==== DATA EXTRACT ====

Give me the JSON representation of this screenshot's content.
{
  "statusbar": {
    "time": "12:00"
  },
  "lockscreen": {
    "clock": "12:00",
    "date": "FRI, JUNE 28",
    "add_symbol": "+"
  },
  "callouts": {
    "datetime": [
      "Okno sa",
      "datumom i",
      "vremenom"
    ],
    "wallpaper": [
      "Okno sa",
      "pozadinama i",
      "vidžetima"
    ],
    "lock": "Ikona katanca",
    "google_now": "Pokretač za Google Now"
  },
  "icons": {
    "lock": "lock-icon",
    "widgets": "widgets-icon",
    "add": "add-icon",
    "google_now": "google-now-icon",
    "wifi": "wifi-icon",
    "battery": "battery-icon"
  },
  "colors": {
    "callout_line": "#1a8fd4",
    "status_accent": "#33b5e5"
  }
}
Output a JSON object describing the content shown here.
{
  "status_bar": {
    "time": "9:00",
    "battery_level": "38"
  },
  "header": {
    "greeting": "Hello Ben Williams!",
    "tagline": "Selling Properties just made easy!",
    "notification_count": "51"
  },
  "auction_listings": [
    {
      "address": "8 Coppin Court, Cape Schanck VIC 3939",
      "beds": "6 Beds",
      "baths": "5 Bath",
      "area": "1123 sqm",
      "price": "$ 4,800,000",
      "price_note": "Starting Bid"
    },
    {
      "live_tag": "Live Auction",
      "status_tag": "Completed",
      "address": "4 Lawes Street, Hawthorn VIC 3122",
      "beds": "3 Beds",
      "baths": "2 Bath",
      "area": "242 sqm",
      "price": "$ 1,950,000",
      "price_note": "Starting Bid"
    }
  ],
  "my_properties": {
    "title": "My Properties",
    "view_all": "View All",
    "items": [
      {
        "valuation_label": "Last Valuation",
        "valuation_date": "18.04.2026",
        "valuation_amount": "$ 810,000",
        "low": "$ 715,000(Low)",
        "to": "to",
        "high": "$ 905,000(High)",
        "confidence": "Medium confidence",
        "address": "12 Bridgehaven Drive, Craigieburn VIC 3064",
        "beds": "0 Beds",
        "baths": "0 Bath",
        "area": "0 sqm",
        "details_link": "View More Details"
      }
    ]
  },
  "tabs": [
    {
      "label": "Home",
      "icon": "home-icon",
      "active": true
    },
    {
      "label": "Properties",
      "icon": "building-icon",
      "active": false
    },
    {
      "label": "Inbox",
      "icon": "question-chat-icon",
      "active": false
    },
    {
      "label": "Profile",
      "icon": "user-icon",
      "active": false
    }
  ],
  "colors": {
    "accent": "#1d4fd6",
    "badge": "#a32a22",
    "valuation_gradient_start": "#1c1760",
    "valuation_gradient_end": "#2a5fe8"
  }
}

====

• PROBLEM TO WORK ON:
All of the entries should be written out again exactly.

• EXERCISE ANSWER:
Give me the JSON representation of this screenshot's content.
{
  "statusbar": {
    "time": "12:00"
  },
  "lockscreen": {
    "clock": "12:00",
    "date": "FRI, JUNE 28",
    "add_symbol": "+"
  },
  "callouts": {
    "datetime": [
      "Okno sa",
      "datumom i",
      "vremenom"
    ],
    "wallpaper": [
      "Okno sa",
      "pozadinama i",
      "vidžetima"
    ],
    "lock": "Ikona katanca",
    "google_now": "Pokretač za Google Now"
  },
  "icons": {
    "lock": "lock-icon",
    "widgets": "widgets-icon",
    "add": "add-icon",
    "google_now": "google-now-icon",
    "wifi": "wifi-icon",
    "battery": "battery-icon"
  },
  "colors": {
    "callout_line": "#1a8fd4",
    "status_accent": "#33b5e5"
  }
}
Output a JSON object describing the content shown here.
{
  "status_bar": {
    "time": "9:00",
    "battery_level": "38"
  },
  "header": {
    "greeting": "Hello Ben Williams!",
    "tagline": "Selling Properties just made easy!",
    "notification_count": "51"
  },
  "auction_listings": [
    {
      "address": "8 Coppin Court, Cape Schanck VIC 3939",
      "beds": "6 Beds",
      "baths": "5 Bath",
      "area": "1123 sqm",
      "price": "$ 4,800,000",
      "price_note": "Starting Bid"
    },
    {
      "live_tag": "Live Auction",
      "status_tag": "Completed",
      "address": "4 Lawes Street, Hawthorn VIC 3122",
      "beds": "3 Beds",
      "baths": "2 Bath",
      "area": "242 sqm",
      "price": "$ 1,950,000",
      "price_note": "Starting Bid"
    }
  ],
  "my_properties": {
    "title": "My Properties",
    "view_all": "View All",
    "items": [
      {
        "valuation_label": "Last Valuation",
        "valuation_date": "18.04.2026",
        "valuation_amount": "$ 810,000",
        "low": "$ 715,000(Low)",
        "to": "to",
        "high": "$ 905,000(High)",
        "confidence": "Medium confidence",
        "address": "12 Bridgehaven Drive, Craigieburn VIC 3064",
        "beds": "0 Beds",
        "baths": "0 Bath",
        "area": "0 sqm",
        "details_link": "View More Details"
      }
    ]
  },
  "tabs": [
    {
      "label": "Home",
      "icon": "home-icon",
      "active": true
    },
    {
      "label": "Properties",
      "icon": "building-icon",
      "active": false
    },
    {
      "label": "Inbox",
      "icon": "question-chat-icon",
      "active": false
    },
    {
      "label": "Profile",
      "icon": "user-icon",
      "active": false
    }
  ],
  "colors": {
    "accent": "#1d4fd6",
    "badge": "#a32a22",
    "valuation_gradient_start": "#1c1760",
    "valuation_gradient_end": "#2a5fe8"
  }
}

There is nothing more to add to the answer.